## Start SOURCE MATERIAL
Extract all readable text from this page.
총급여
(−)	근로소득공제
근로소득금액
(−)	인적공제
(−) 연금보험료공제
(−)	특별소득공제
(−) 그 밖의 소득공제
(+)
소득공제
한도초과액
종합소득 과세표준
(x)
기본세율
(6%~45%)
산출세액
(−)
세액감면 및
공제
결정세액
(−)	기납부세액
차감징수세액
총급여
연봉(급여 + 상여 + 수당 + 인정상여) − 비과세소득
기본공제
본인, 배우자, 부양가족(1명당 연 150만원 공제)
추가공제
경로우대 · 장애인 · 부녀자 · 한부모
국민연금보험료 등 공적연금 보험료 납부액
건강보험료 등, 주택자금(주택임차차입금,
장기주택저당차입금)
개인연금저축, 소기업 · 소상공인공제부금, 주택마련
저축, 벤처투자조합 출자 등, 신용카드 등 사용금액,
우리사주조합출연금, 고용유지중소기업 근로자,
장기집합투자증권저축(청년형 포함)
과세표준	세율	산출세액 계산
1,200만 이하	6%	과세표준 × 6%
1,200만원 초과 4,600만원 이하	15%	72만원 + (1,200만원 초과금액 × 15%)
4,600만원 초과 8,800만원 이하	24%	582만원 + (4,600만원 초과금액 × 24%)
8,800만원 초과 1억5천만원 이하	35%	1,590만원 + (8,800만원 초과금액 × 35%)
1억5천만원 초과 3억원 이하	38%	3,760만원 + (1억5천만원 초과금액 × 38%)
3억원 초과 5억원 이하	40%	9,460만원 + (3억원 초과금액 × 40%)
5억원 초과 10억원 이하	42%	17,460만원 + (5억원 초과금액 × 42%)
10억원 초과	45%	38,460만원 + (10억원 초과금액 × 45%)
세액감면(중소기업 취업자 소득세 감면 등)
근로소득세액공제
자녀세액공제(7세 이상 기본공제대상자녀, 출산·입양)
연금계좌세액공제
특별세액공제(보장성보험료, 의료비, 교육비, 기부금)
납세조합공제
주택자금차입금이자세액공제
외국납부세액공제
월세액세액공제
## End SOURCE MATERIAL
Set down the entries above again, word for word.

* [FINISHED ANSWER]:
Extract all readable text from this page.
총급여
(−)	근로소득공제
근로소득금액
(−)	인적공제
(−) 연금보험료공제
(−)	특별소득공제
(−) 그 밖의 소득공제
(+)
소득공제
한도초과액
종합소득 과세표준
(x)
기본세율
(6%~45%)
산출세액
(−)
세액감면 및
공제
결정세액
(−)	기납부세액
차감징수세액
총급여
연봉(급여 + 상여 + 수당 + 인정상여) − 비과세소득
기본공제
본인, 배우자, 부양가족(1명당 연 150만원 공제)
추가공제
경로우대 · 장애인 · 부녀자 · 한부모
국민연금보험료 등 공적연금 보험료 납부액
건강보험료 등, 주택자금(주택임차차입금,
장기주택저당차입금)
개인연금저축, 소기업 · 소상공인공제부금, 주택마련
저축, 벤처투자조합 출자 등, 신용카드 등 사용금액,
우리사주조합출연금, 고용유지중소기업 근로자,
장기집합투자증권저축(청년형 포함)
과세표준	세율	산출세액 계산
1,200만 이하	6%	과세표준 × 6%
1,200만원 초과 4,600만원 이하	15%	72만원 + (1,200만원 초과금액 × 15%)
4,600만원 초과 8,800만원 이하	24%	582만원 + (4,600만원 초과금액 × 24%)
8,800만원 초과 1억5천만원 이하	35%	1,590만원 + (8,800만원 초과금액 × 35%)
1억5천만원 초과 3억원 이하	38%	3,760만원 + (1억5천만원 초과금액 × 38%)
3억원 초과 5억원 이하	40%	9,460만원 + (3억원 초과금액 × 40%)
5억원 초과 10억원 이하	42%	17,460만원 + (5억원 초과금액 × 42%)
10억원 초과	45%	38,460만원 + (10억원 초과금액 × 45%)
세액감면(중소기업 취업자 소득세 감면 등)
근로소득세액공제
자녀세액공제(7세 이상 기본공제대상자녀, 출산·입양)
연금계좌세액공제
특별세액공제(보장성보험료, 의료비, 교육비, 기부금)
납세조합공제
주택자금차입금이자세액공제
외국납부세액공제
월세액세액공제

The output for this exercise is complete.